- **TO BE DONE**: Copy all of the material word for word, except for the pictures.

- **DATA SHOWN**:

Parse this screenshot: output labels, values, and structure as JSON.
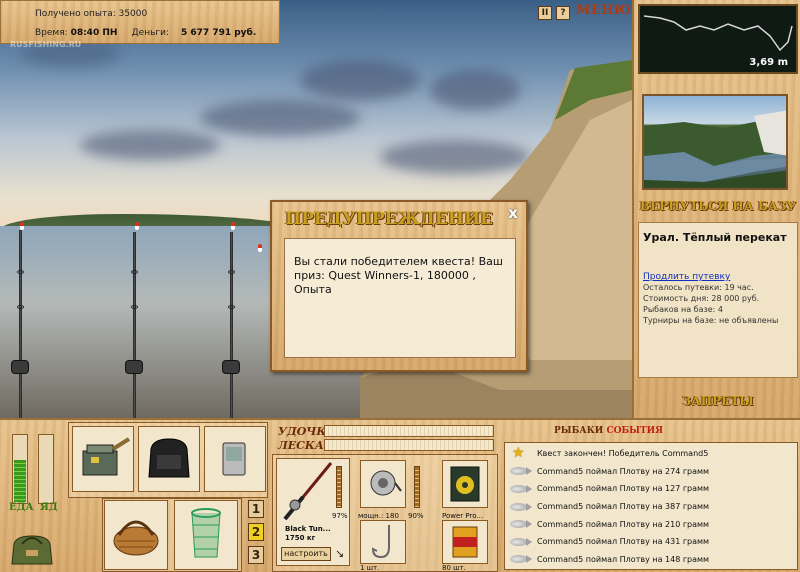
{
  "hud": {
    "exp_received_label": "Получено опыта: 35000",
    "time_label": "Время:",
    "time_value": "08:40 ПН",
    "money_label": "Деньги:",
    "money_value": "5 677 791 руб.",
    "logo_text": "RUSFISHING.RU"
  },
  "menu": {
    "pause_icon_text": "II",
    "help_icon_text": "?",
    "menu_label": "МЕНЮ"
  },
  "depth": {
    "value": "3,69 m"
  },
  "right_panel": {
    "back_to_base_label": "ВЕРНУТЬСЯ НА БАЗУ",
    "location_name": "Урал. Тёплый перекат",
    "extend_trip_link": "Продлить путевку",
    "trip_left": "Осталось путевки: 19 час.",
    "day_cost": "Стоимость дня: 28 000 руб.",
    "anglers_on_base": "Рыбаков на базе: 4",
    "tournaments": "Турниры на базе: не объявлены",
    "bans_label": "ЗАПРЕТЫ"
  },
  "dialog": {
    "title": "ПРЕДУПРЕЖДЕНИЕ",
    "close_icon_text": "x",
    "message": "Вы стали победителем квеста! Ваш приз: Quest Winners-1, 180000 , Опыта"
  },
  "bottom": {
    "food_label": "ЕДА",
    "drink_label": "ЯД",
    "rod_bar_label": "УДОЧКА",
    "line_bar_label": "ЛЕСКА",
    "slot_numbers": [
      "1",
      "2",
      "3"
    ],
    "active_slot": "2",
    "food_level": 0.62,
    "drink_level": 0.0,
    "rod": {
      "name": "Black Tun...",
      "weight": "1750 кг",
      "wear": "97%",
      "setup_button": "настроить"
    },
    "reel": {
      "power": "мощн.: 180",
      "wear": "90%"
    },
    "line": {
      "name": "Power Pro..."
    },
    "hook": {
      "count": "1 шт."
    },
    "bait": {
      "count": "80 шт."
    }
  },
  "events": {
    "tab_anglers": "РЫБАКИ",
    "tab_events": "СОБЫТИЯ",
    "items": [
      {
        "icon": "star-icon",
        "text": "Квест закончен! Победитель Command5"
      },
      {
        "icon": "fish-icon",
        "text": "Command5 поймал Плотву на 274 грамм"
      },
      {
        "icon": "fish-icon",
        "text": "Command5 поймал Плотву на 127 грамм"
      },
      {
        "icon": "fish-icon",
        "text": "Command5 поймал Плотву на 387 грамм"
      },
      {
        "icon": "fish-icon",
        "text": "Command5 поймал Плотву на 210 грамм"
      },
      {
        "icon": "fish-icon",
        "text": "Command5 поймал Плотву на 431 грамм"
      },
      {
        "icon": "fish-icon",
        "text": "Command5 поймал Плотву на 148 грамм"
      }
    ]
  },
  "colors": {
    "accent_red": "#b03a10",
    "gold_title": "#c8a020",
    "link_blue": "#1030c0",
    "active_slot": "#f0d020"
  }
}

- **RESPONSE BELOW**:
Parse this screenshot: output labels, values, and structure as JSON.
{
  "hud": {
    "exp_received_label": "Получено опыта: 35000",
    "time_label": "Время:",
    "time_value": "08:40 ПН",
    "money_label": "Деньги:",
    "money_value": "5 677 791 руб.",
    "logo_text": "RUSFISHING.RU"
  },
  "menu": {
    "pause_icon_text": "II",
    "help_icon_text": "?",
    "menu_label": "МЕНЮ"
  },
  "depth": {
    "value": "3,69 m"
  },
  "right_panel": {
    "back_to_base_label": "ВЕРНУТЬСЯ НА БАЗУ",
    "location_name": "Урал. Тёплый перекат",
    "extend_trip_link": "Продлить путевку",
    "trip_left": "Осталось путевки: 19 час.",
    "day_cost": "Стоимость дня: 28 000 руб.",
    "anglers_on_base": "Рыбаков на базе: 4",
    "tournaments": "Турниры на базе: не объявлены",
    "bans_label": "ЗАПРЕТЫ"
  },
  "dialog": {
    "title": "ПРЕДУПРЕЖДЕНИЕ",
    "close_icon_text": "x",
    "message": "Вы стали победителем квеста! Ваш приз: Quest Winners-1, 180000 , Опыта"
  },
  "bottom": {
    "food_label": "ЕДА",
    "drink_label": "ЯД",
    "rod_bar_label": "УДОЧКА",
    "line_bar_label": "ЛЕСКА",
    "slot_numbers": [
      "1",
      "2",
      "3"
    ],
    "active_slot": "2",
    "food_level": 0.62,
    "drink_level": 0.0,
    "rod": {
      "name": "Black Tun...",
      "weight": "1750 кг",
      "wear": "97%",
      "setup_button": "настроить"
    },
    "reel": {
      "power": "мощн.: 180",
      "wear": "90%"
    },
    "line": {
      "name": "Power Pro..."
    },
    "hook": {
      "count": "1 шт."
    },
    "bait": {
      "count": "80 шт."
    }
  },
  "events": {
    "tab_anglers": "РЫБАКИ",
    "tab_events": "СОБЫТИЯ",
    "items": [
      {
        "icon": "star-icon",
        "text": "Квест закончен! Победитель Command5"
      },
      {
        "icon": "fish-icon",
        "text": "Command5 поймал Плотву на 274 грамм"
      },
      {
        "icon": "fish-icon",
        "text": "Command5 поймал Плотву на 127 грамм"
      },
      {
        "icon": "fish-icon",
        "text": "Command5 поймал Плотву на 387 грамм"
      },
      {
        "icon": "fish-icon",
        "text": "Command5 поймал Плотву на 210 грамм"
      },
      {
        "icon": "fish-icon",
        "text": "Command5 поймал Плотву на 431 грамм"
      },
      {
        "icon": "fish-icon",
        "text": "Command5 поймал Плотву на 148 грамм"
      }
    ]
  },
  "colors": {
    "accent_red": "#b03a10",
    "gold_title": "#c8a020",
    "link_blue": "#1030c0",
    "active_slot": "#f0d020"
  }
}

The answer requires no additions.